Search the material below for the string "Pulse" and extract each line that has it.

-- Begin --

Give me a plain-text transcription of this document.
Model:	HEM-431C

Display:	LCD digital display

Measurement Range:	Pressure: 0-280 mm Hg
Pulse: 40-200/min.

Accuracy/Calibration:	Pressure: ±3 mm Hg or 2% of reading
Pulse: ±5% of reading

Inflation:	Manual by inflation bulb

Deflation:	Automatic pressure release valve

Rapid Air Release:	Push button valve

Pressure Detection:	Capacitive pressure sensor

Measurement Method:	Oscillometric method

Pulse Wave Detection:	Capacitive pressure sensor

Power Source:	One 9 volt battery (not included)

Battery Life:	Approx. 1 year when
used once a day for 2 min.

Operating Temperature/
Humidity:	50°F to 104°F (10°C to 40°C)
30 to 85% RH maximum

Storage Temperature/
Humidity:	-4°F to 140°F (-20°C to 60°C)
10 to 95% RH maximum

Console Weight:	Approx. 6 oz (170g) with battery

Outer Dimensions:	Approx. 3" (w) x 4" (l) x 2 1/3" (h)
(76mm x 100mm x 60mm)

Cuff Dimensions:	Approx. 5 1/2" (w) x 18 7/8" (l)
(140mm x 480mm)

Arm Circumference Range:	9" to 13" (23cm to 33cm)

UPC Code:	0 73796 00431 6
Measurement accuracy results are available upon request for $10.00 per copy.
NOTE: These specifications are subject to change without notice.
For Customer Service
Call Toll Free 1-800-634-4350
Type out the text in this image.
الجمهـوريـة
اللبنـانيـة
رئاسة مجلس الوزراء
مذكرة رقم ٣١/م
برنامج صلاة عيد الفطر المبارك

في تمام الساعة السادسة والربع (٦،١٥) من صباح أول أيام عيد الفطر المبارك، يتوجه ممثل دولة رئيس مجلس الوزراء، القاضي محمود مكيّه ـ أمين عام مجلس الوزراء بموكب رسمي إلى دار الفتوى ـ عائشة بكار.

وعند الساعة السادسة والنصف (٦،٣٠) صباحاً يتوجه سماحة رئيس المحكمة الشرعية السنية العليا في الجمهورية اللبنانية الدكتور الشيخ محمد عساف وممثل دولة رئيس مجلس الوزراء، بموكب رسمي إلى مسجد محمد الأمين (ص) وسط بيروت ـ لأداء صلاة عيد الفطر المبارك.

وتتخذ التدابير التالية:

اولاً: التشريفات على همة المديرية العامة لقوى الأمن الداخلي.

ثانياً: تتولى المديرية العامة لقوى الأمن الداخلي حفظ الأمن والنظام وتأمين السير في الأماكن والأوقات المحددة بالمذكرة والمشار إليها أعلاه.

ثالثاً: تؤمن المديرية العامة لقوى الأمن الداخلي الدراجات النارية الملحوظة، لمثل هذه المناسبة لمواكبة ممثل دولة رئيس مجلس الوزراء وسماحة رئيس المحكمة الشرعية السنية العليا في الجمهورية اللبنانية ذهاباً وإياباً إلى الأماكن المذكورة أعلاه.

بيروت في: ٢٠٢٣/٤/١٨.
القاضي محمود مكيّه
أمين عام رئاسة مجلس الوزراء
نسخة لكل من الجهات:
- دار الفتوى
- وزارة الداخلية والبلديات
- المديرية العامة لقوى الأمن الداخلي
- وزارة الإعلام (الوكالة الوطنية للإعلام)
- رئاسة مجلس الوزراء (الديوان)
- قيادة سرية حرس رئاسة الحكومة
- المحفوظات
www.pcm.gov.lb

-- End --

_RESULT FOR THIS EXERCISE_
Pulse: 40-200/min.
Pulse: ±5% of reading
Pulse Wave Detection:	Capacitive pressure sensor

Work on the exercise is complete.